(Selected extract)
-- -- --

Recent Posts

Showing posts with label math. Show all posts
Showing posts with label math. Show all posts

Monday, February 15, 2010

Books to Inspire Learning: Nomad Press

Often as teachers we have a terrific theme (Survival, Balance, Interdependence) or topic (Transportation, Inventions, Rain Forest), and plenty of awesome trade books with which to explore that theme or topic, but what we're missing is the "hands-on" component. Hands-on has become almost a buzz word that I dislike when simply slapped onto a math curriculum that might use manipulatives for one lesson each week. But what I mean here by hands-on is projects, experiments, activities, and explorations that use "stuff" to help students truly understand what they're learning.

When I taught third grade, for example, high school students who returned to visit their old classroom didn't reminisce about worksheets, basal reader stories, or spelling quizzes. They instead fondly recalled when we created a working model of the Erie Canal lock system out of milk cartons, or a paper mache mountain to model the water cycle in the Appalachians, or when Mr. Schoch lit the classroom reading rug on fire trying to demonstrate how fire needed oxygen to burn. And that was just September!


You might be saying to yourself, "Keith, I love ideas like that (with the possible exception of setting the rug on fire), but where can I find the time and the ideas to make that happen?" Nomad Press has the answer. I recently discovered this publisher while ferreting out free resources for teachers, and boy, I wish I had owned their books two decades ago when I started out in third grade!

-- -- --

Element box annotations
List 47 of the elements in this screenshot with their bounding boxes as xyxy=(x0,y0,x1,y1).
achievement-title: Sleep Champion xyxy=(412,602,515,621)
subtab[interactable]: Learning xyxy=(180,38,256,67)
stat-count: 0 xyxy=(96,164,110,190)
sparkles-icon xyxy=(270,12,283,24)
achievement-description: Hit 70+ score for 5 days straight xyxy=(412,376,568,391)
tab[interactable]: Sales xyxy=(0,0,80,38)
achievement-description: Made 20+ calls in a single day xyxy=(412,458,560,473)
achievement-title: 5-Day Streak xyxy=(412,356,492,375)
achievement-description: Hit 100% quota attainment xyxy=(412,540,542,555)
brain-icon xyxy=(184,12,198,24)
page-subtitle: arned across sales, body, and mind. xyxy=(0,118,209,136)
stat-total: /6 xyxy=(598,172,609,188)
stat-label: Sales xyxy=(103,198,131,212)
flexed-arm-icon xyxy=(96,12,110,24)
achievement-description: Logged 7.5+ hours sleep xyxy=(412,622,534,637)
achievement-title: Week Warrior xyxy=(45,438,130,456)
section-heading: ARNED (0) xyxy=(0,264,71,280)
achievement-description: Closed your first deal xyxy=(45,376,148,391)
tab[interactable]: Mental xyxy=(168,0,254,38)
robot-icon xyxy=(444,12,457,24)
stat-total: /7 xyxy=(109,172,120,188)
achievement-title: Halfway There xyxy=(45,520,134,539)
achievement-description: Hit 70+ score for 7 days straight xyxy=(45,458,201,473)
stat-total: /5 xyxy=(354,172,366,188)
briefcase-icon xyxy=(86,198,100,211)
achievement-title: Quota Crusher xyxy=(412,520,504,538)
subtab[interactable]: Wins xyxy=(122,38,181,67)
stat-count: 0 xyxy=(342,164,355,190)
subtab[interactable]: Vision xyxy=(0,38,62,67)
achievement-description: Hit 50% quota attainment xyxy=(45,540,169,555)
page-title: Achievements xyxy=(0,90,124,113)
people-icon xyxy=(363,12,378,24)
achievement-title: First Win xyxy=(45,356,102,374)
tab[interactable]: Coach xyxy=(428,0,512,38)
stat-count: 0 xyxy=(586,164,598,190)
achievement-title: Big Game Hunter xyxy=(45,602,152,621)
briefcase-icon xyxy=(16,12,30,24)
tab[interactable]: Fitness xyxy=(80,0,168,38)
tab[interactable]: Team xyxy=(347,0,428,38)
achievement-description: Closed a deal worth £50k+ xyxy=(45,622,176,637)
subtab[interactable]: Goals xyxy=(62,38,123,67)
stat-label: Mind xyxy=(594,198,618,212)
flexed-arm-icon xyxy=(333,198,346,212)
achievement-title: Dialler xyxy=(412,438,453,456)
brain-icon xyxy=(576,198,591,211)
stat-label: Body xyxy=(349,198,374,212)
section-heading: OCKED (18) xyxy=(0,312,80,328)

-- -- --

(What you will do)
1. From the blog post about Nomad Press, extract the passage from "Recent Posts" up to and including "what they're learning.".
2. Answer these questions using the blog post about Nomad Press.
(a) On what date was the post published?
(b) Out of what material was the working model of the Erie Canal lock system made?
(c) What was Mr. Schoch trying to demonstrate when he lit the classroom reading rug on fire?

(Responses)
1.
Recent Posts

Showing posts with label math. Show all posts
Showing posts with label math. Show all posts

Monday, February 15, 2010

Books to Inspire Learning: Nomad Press

Often as teachers we have a terrific theme (Survival, Balance, Interdependence) or topic (Transportation, Inventions, Rain Forest), and plenty of awesome trade books with which to explore that theme or topic, but what we're missing is the "hands-on" component. Hands-on has become almost a buzz word that I dislike when simply slapped onto a math curriculum that might use manipulatives for one lesson each week. But what I mean here by hands-on is projects, experiments, activities, and explorations that use "stuff" to help students truly understand what they're learning.

2.
(a) Monday, February 15, 2010
(b) Milk cartons
(c) How fire needed oxygen to burn